__Dataset excerpts__.
══════════

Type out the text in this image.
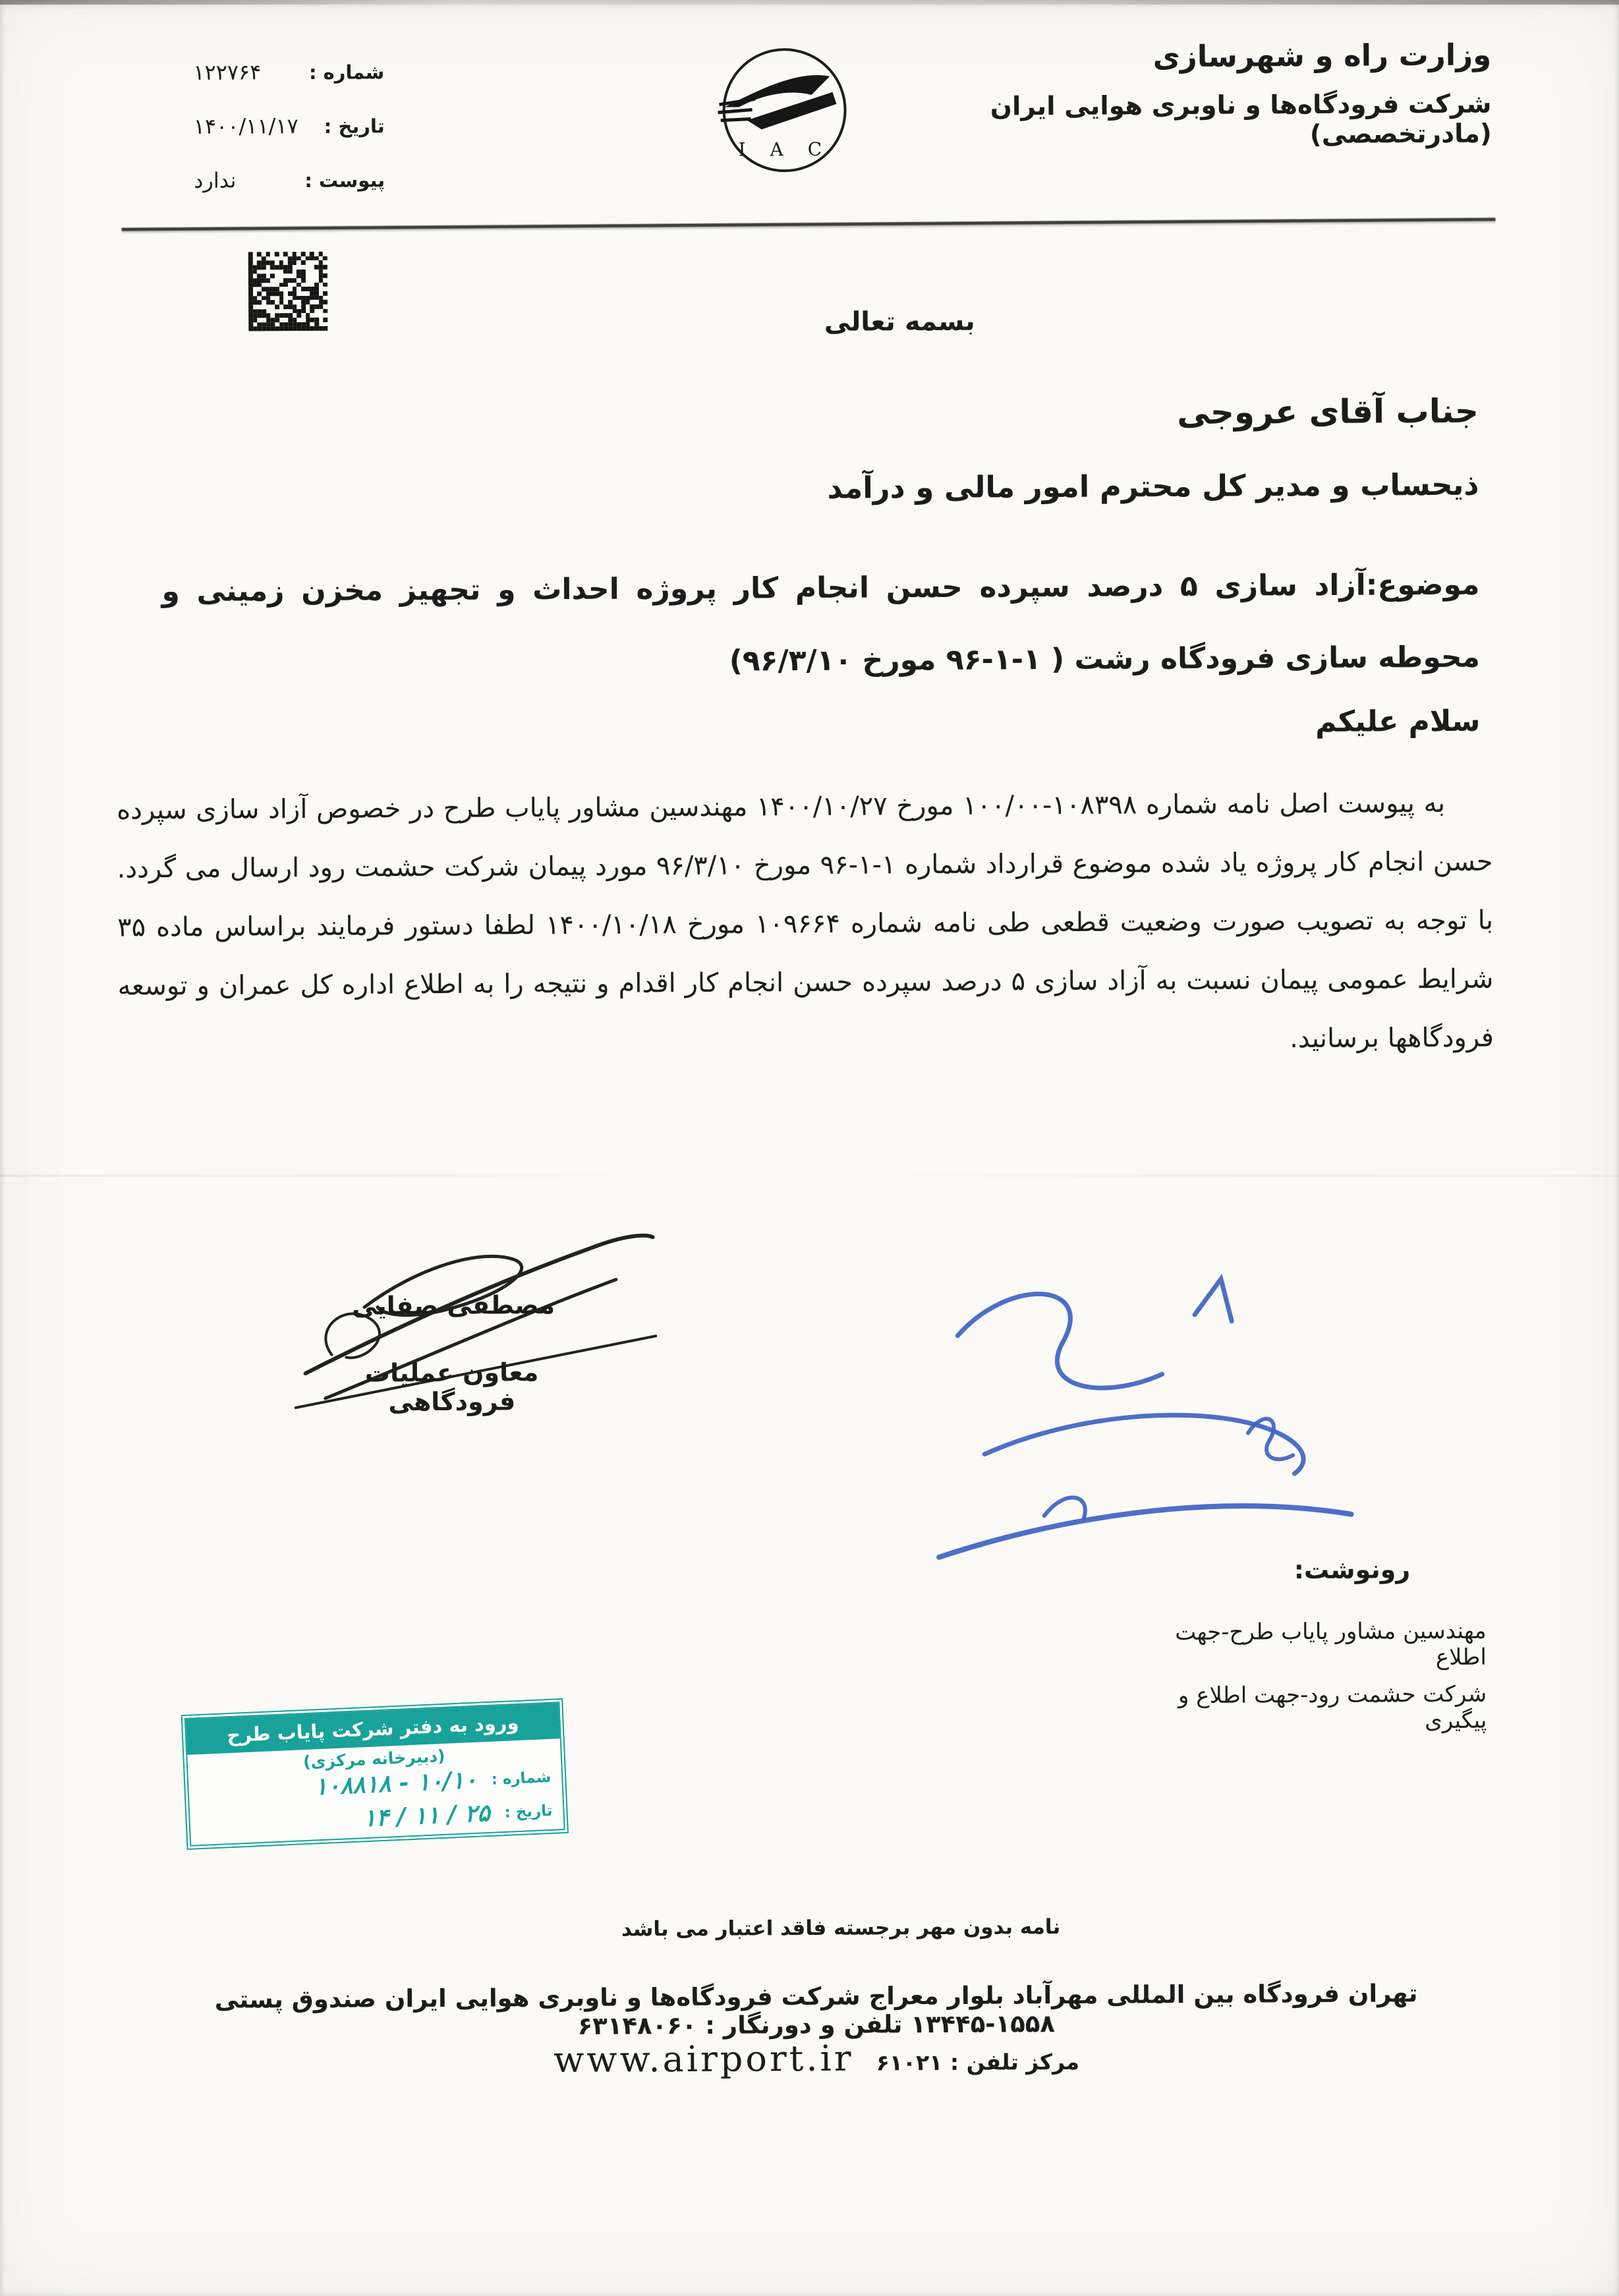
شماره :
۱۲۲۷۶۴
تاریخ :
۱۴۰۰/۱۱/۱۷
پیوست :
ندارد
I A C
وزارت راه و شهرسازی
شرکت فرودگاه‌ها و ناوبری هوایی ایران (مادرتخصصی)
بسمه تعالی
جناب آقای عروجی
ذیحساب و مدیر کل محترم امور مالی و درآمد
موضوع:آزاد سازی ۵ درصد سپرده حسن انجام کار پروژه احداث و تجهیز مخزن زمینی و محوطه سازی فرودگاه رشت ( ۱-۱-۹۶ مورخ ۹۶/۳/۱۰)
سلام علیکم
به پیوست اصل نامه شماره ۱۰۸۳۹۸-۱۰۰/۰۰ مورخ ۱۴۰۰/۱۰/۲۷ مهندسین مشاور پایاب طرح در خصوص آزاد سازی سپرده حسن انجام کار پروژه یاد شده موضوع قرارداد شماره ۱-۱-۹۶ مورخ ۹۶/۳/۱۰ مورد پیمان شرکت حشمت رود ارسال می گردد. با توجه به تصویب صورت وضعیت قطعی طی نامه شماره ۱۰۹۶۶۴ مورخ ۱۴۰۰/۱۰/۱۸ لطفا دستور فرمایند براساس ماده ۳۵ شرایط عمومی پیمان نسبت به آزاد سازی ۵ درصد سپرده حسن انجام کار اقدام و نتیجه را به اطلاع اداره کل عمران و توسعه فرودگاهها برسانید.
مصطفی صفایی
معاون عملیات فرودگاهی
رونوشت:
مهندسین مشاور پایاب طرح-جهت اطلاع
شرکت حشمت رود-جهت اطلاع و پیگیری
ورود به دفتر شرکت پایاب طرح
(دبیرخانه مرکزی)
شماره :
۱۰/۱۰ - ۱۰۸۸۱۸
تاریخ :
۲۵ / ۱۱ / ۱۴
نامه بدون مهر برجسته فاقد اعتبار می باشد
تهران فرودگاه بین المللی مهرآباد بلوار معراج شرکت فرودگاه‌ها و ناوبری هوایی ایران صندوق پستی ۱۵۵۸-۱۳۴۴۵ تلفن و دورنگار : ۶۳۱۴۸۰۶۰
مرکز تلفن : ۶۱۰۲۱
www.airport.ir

══════════

__What you will do__.
Print the records above exactly as they stand, but leave out the pictures.

__The completed task__.
Type out the text in this image.
شماره :
۱۲۲۷۶۴
تاریخ :
۱۴۰۰/۱۱/۱۷
پیوست :
ندارد
I A C
وزارت راه و شهرسازی
شرکت فرودگاه‌ها و ناوبری هوایی ایران (مادرتخصصی)
بسمه تعالی
جناب آقای عروجی
ذیحساب و مدیر کل محترم امور مالی و درآمد
موضوع:آزاد سازی ۵ درصد سپرده حسن انجام کار پروژه احداث و تجهیز مخزن زمینی و محوطه سازی فرودگاه رشت ( ۱-۱-۹۶ مورخ ۹۶/۳/۱۰)
سلام علیکم
به پیوست اصل نامه شماره ۱۰۸۳۹۸-۱۰۰/۰۰ مورخ ۱۴۰۰/۱۰/۲۷ مهندسین مشاور پایاب طرح در خصوص آزاد سازی سپرده حسن انجام کار پروژه یاد شده موضوع قرارداد شماره ۱-۱-۹۶ مورخ ۹۶/۳/۱۰ مورد پیمان شرکت حشمت رود ارسال می گردد. با توجه به تصویب صورت وضعیت قطعی طی نامه شماره ۱۰۹۶۶۴ مورخ ۱۴۰۰/۱۰/۱۸ لطفا دستور فرمایند براساس ماده ۳۵ شرایط عمومی پیمان نسبت به آزاد سازی ۵ درصد سپرده حسن انجام کار اقدام و نتیجه را به اطلاع اداره کل عمران و توسعه فرودگاهها برسانید.
مصطفی صفایی
معاون عملیات فرودگاهی
رونوشت:
مهندسین مشاور پایاب طرح-جهت اطلاع
شرکت حشمت رود-جهت اطلاع و پیگیری
ورود به دفتر شرکت پایاب طرح
(دبیرخانه مرکزی)
شماره :
۱۰/۱۰ - ۱۰۸۸۱۸
تاریخ :
۲۵ / ۱۱ / ۱۴
نامه بدون مهر برجسته فاقد اعتبار می باشد
تهران فرودگاه بین المللی مهرآباد بلوار معراج شرکت فرودگاه‌ها و ناوبری هوایی ایران صندوق پستی ۱۵۵۸-۱۳۴۴۵ تلفن و دورنگار : ۶۳۱۴۸۰۶۰
مرکز تلفن : ۶۱۰۲۱
www.airport.ir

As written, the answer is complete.